Exercise passage:
--------
This is part two of a blog post series about Snowplow on AWS Fargate.
This post will outline the problem of using the IAM role/policy granted to AWS Fargate tasks so Snowplow components can access AWS resources.
The first problem you’re likely to run into is permission errors related to assuming the task role in your AWS ECS task definition. Lucky for us, this is just a minor configuration tweak.
If you follow along with the documentation for configuring the scala stream collector and use start with the default application.conf you’ll run into this problem.
By default, the application.conf
file uses the value iam for its aws.accessKey
and aws.secretKey
configuration values. This value works for deployment directly on EC2 instances but does not work when running as an ECS Fargate task. For these, you need to use the AWS default credential provider. Thankfully, Snowplow supports this, so just a simple change from iam to default will get you around this problem.
--------
Document layout analysis listing:
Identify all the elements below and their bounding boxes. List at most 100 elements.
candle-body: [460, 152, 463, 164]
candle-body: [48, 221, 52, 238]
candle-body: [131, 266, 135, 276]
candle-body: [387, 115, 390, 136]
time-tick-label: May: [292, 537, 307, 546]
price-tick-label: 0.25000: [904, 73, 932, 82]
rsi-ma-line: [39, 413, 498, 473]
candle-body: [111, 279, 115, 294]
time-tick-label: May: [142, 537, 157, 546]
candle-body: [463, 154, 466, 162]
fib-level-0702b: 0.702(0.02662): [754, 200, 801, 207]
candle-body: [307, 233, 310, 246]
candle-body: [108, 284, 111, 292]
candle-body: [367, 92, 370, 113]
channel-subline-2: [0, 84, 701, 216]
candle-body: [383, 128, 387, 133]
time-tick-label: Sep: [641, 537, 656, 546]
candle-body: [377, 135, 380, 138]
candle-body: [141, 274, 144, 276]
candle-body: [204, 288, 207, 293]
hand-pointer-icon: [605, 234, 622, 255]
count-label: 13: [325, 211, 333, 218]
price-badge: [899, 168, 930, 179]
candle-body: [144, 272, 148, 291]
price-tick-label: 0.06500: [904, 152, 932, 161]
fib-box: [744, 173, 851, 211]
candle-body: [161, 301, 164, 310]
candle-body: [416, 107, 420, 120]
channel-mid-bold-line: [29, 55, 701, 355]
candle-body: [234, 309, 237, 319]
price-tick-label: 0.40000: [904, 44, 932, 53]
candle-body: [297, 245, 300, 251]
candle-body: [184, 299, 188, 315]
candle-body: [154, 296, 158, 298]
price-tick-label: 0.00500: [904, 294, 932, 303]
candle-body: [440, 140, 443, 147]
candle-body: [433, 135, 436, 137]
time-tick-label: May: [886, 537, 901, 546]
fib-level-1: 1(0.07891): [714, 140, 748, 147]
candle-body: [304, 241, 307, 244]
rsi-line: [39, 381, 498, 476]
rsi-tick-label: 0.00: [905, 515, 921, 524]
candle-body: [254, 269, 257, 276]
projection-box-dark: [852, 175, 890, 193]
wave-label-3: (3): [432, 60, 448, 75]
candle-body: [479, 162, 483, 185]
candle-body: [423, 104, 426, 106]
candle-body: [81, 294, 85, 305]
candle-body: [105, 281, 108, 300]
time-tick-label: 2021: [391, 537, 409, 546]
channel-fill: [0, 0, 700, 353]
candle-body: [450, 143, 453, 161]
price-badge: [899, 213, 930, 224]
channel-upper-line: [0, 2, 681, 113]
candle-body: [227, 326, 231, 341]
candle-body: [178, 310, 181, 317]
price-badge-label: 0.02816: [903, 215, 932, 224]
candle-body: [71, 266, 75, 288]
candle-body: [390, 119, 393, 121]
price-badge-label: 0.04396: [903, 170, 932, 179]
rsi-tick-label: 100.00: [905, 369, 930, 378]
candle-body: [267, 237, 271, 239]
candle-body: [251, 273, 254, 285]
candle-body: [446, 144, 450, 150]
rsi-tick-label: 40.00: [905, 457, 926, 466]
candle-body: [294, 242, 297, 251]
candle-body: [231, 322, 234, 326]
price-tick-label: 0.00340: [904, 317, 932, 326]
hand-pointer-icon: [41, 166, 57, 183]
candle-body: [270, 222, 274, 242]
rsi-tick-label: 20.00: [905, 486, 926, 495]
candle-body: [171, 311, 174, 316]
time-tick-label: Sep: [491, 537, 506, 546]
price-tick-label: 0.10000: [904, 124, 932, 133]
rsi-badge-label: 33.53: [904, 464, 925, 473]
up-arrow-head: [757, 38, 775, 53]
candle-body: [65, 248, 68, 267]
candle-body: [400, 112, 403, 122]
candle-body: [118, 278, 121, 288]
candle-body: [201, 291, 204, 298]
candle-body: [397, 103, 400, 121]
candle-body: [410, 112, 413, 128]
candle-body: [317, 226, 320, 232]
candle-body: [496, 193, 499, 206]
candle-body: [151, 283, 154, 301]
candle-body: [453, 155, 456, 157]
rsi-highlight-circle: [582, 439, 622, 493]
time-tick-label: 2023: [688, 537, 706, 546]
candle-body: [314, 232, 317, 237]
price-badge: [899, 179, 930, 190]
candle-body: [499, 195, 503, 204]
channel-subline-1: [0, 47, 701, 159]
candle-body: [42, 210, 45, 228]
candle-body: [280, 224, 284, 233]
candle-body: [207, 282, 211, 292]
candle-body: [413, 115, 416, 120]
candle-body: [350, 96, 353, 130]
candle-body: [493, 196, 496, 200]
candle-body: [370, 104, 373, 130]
--------
Using the information:
• 1. Swap "Fargate" for "Lambda" in the Snowplow credentials post, starting with "This post will" and going on through "around this problem.", and give that stretch back.
• 2. Please write the next part of the Snowplow credentials post, picking up after its last sentence.

List of answers:
• 1.
This post will outline the problem of using the IAM role/policy granted to AWS Lambda tasks so Snowplow components can access AWS resources.
The first problem you’re likely to run into is permission errors related to assuming the task role in your AWS ECS task definition. Lucky for us, this is just a minor configuration tweak.
If you follow along with the documentation for configuring the scala stream collector and use start with the default application.conf you’ll run into this problem.
By default, the application.conf
file uses the value iam for its aws.accessKey
and aws.secretKey
configuration values. This value works for deployment directly on EC2 instances but does not work when running as an ECS Lambda task. For these, you need to use the AWS default credential provider. Thankfully, Snowplow supports this, so just a simple change from iam to default will get you around this problem.

• 2.
aws {
- accessKey = iam
+ accessKey = default
accessKey = ${?COLLECTOR_STREAMS_SINK_AWS_ACCESS_KEY}
- secretKey = iam
+ secretKey = default
secretKey = ${?COLLECTOR_STREAMS_SINK_AWS_SECRET_KEY}
}
If you’re following along with the Snowplow Wiki setup guide, you’ll first run into this with the Scala Streaming Collector. However, this change will be required for all components being run as Fargate tasks, e.g. Stream Enrich, S3 Loader, ES Loader, etc.